Kann ein Praxisinhaber Angestellte, die über ihn gelästert haben, abmahnen oder kündigen?

Anne-Franziska Weber: Hier kommt es natürlich auf den Grad der Lästerei an. Grobe Beleidigungen muss der Vorgesetzte nicht hinnehmen, sie können zur außerordentlichen Kündigung führen. Aber auch eine ordentliche verhaltensbedingte Kündigung kommt in Betracht. „Grob“ bedeutet, dass die Beleidigungen nach Form und Inhalt eine erhebliche Ehrverletzung für den Betroffenen bedeuten. Eine solche Beleidigung stellt einen erheblichen Verstoß gegen die vertragliche Pflicht zur Rücksichtnahme aus dem Arbeitsverhältnis dar. Durch negative Äußerungen treten Störungen des Vertrauensverhältnisses und des Betriebsfriedens ein, die in der Regel nicht mehr wiedergutzumachen sind. Gleiches gilt, wenn der Arbeitnehmer bewusst unwahre Tatsachenbehauptungen über Arbeitgeber, Vorgesetzte oder Kollegen aufstellt. Bei der Einordnung sind allerdings die Umstände zu berücksichtigen, unter denen die betreffenden Äußerungen gefallen sind.

Was ist hinsichtlich der Umstände zu beachten?
★ ★ ★ ★
§ Aufgabe: Geben Sie den Text zum Lästern über den Praxisinhaber vollständig und Wort für Wort wieder.

§ Bereitgestelltes Material:
★ ★ ★ ★
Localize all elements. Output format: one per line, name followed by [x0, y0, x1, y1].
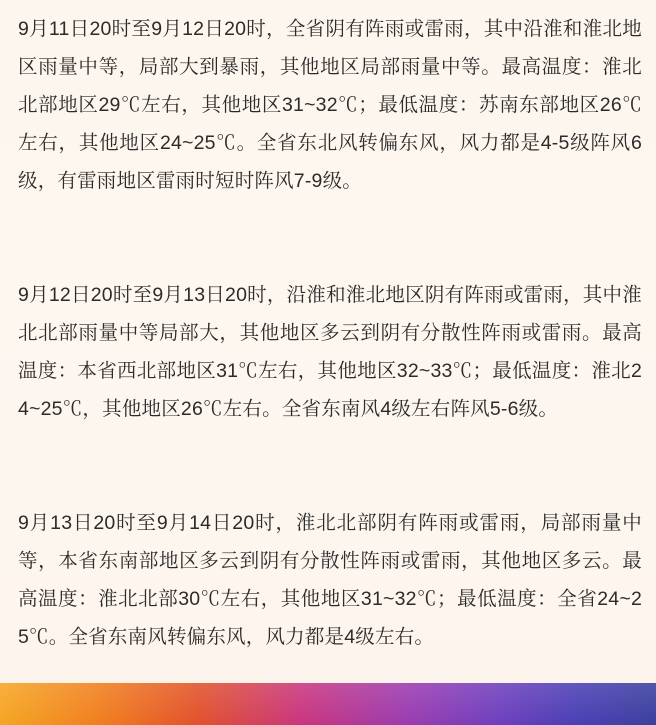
★ ★ ★ ★
§ Ergebnis:
Kann ein Praxisinhaber Angestellte, die über ihn gelästert haben, abmahnen oder kündigen?

Anne-Franziska Weber: Hier kommt es natürlich auf den Grad der Lästerei an. Grobe Beleidigungen muss der Vorgesetzte nicht hinnehmen, sie können zur außerordentlichen Kündigung führen. Aber auch eine ordentliche verhaltensbedingte Kündigung kommt in Betracht. „Grob“ bedeutet, dass die Beleidigungen nach Form und Inhalt eine erhebliche Ehrverletzung für den Betroffenen bedeuten. Eine solche Beleidigung stellt einen erheblichen Verstoß gegen die vertragliche Pflicht zur Rücksichtnahme aus dem Arbeitsverhältnis dar. Durch negative Äußerungen treten Störungen des Vertrauensverhältnisses und des Betriebsfriedens ein, die in der Regel nicht mehr wiedergutzumachen sind. Gleiches gilt, wenn der Arbeitnehmer bewusst unwahre Tatsachenbehauptungen über Arbeitgeber, Vorgesetzte oder Kollegen aufstellt. Bei der Einordnung sind allerdings die Umstände zu berücksichtigen, unter denen die betreffenden Äußerungen gefallen sind.

Was ist hinsichtlich der Umstände zu beachten?